Exercise description =>
Copy out all the lines where "工业机器人技术" shows up.

[Records from a data collection]
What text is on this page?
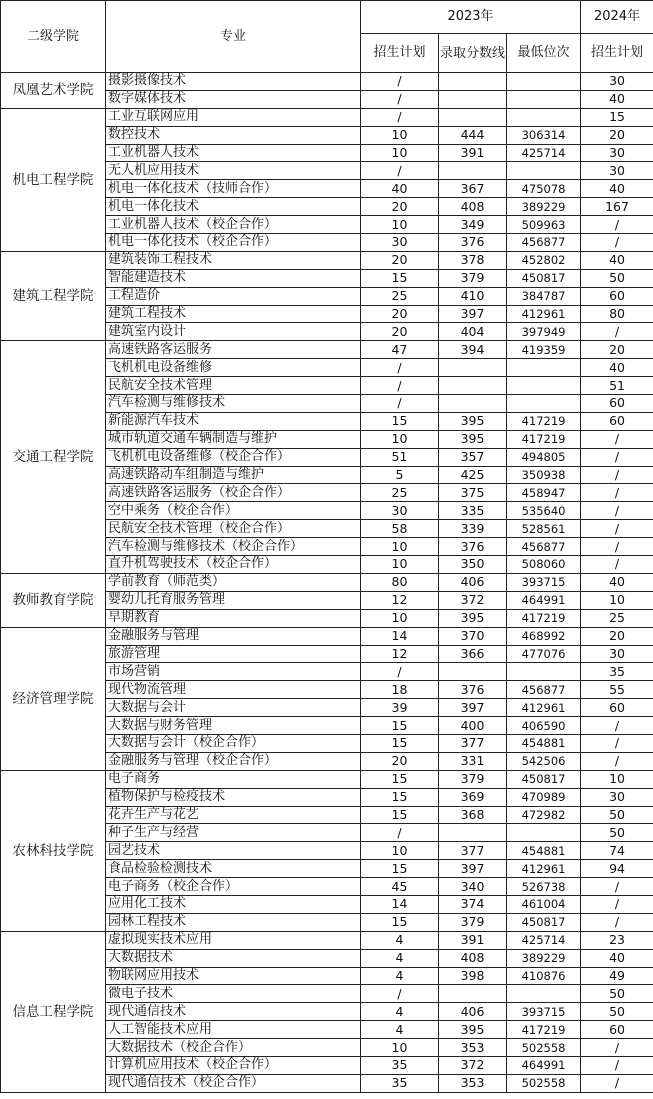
二级学院	专业	2023年			2024年
		招生计划	录取分数线	最低位次	招生计划
凤凰艺术学院	摄影摄像技术	/			30
	数字媒体技术	/			40
机电工程学院	工业互联网应用	/			15
	数控技术	10	444	306314	20
	工业机器人技术	10	391	425714	30
	无人机应用技术	/			30
	机电一体化技术（技师合作）	40	367	475078	40
	机电一体化技术	20	408	389229	167
	工业机器人技术（校企合作）	10	349	509963	/
	机电一体化技术（校企合作）	30	376	456877	/
建筑工程学院	建筑装饰工程技术	20	378	452802	40
	智能建造技术	15	379	450817	50
	工程造价	25	410	384787	60
	建筑工程技术	20	397	412961	80
	建筑室内设计	20	404	397949	/
交通工程学院	高速铁路客运服务	47	394	419359	20
	飞机机电设备维修	/			40
	民航安全技术管理	/			51
	汽车检测与维修技术	/			60
	新能源汽车技术	15	395	417219	60
	城市轨道交通车辆制造与维护	10	395	417219	/
	飞机机电设备维修（校企合作）	51	357	494805	/
	高速铁路动车组制造与维护	5	425	350938	/
	高速铁路客运服务（校企合作）	25	375	458947	/
	空中乘务（校企合作）	30	335	535640	/
	民航安全技术管理（校企合作）	58	339	528561	/
	汽车检测与维修技术（校企合作）	10	376	456877	/
	直升机驾驶技术（校企合作）	10	350	508060	/
教师教育学院	学前教育（师范类）	80	406	393715	40
	婴幼儿托育服务管理	12	372	464991	10
	早期教育	10	395	417219	25
经济管理学院	金融服务与管理	14	370	468992	20
	旅游管理	12	366	477076	30
	市场营销	/			35
	现代物流管理	18	376	456877	55
	大数据与会计	39	397	412961	60
	大数据与财务管理	15	400	406590	/
	大数据与会计（校企合作）	15	377	454881	/
	金融服务与管理（校企合作）	20	331	542506	/
农林科技学院	电子商务	15	379	450817	10
	植物保护与检疫技术	15	369	470989	30
	花卉生产与花艺	15	368	472982	50
	种子生产与经营	/			50
	园艺技术	10	377	454881	74
	食品检验检测技术	15	397	412961	94
	电子商务（校企合作）	45	340	526738	/
	应用化工技术	14	374	461004	/
	园林工程技术	15	379	450817	/
信息工程学院	虚拟现实技术应用	4	391	425714	23
	大数据技术	4	408	389229	40
	物联网应用技术	4	398	410876	49
	微电子技术	/			50
	现代通信技术	4	406	393715	50
	人工智能技术应用	4	395	417219	60
	大数据技术（校企合作）	10	353	502558	/
	计算机应用技术（校企合作）	35	372	464991	/
	现代通信技术（校企合作）	35	353	502558	/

The solution =>
	工业机器人技术	10	391	425714	30
	工业机器人技术（校企合作）	10	349	509963	/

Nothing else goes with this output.